◆ **PROBLEM DETAILS**
Reproduce every line of the entries below verbatim, leaving the pictures out of your answer.

Entries from a data collection:
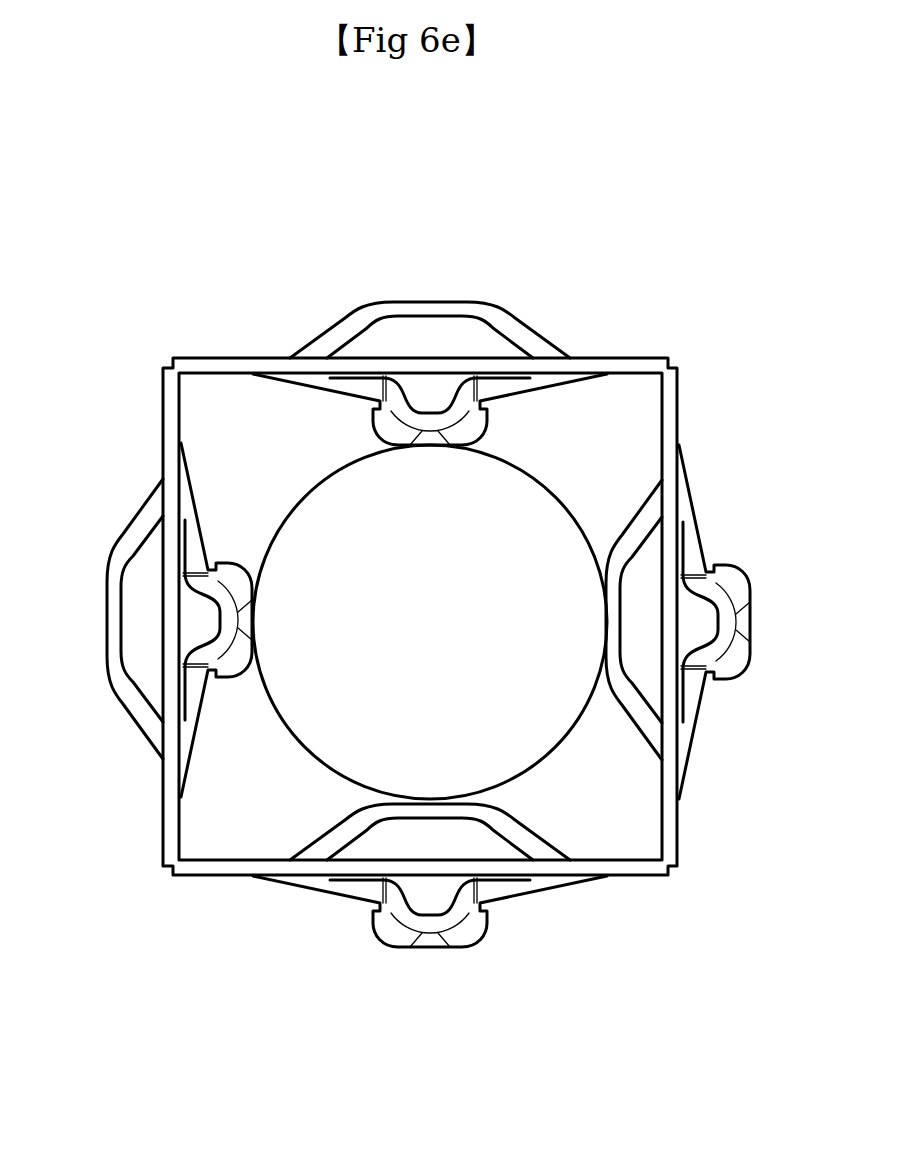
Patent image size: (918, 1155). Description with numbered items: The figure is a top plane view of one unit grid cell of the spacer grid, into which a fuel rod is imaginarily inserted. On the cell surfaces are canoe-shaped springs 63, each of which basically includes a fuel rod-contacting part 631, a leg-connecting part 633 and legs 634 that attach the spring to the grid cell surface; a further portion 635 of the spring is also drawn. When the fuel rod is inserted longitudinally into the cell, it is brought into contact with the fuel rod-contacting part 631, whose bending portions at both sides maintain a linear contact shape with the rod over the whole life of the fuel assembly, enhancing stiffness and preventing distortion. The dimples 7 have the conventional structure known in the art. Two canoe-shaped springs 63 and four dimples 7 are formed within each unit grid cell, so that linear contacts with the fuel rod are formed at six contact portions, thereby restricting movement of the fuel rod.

The canoe-shaped spring 63 is at (343, 400).
The fuel rod-contacting part 631 is at (430, 448).
The leg-connecting part 633 is at (432, 420).
The legs 634 is at (320, 381).
The elastic latch portion 635 is at (695, 623).
The dimples 7 is at (630, 553).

◆ **PROBLEM SOLUTION**
Patent image size: (918, 1155). Description with numbered items: The figure is a top plane view of one unit grid cell of the spacer grid, into which a fuel rod is imaginarily inserted. On the cell surfaces are canoe-shaped springs 63, each of which basically includes a fuel rod-contacting part 631, a leg-connecting part 633 and legs 634 that attach the spring to the grid cell surface; a further portion 635 of the spring is also drawn. When the fuel rod is inserted longitudinally into the cell, it is brought into contact with the fuel rod-contacting part 631, whose bending portions at both sides maintain a linear contact shape with the rod over the whole life of the fuel assembly, enhancing stiffness and preventing distortion. The dimples 7 have the conventional structure known in the art. Two canoe-shaped springs 63 and four dimples 7 are formed within each unit grid cell, so that linear contacts with the fuel rod are formed at six contact portions, thereby restricting movement of the fuel rod.

The canoe-shaped spring 63 is at (343, 400).
The fuel rod-contacting part 631 is at (430, 448).
The leg-connecting part 633 is at (432, 420).
The legs 634 is at (320, 381).
The elastic latch portion 635 is at (695, 623).
The dimples 7 is at (630, 553).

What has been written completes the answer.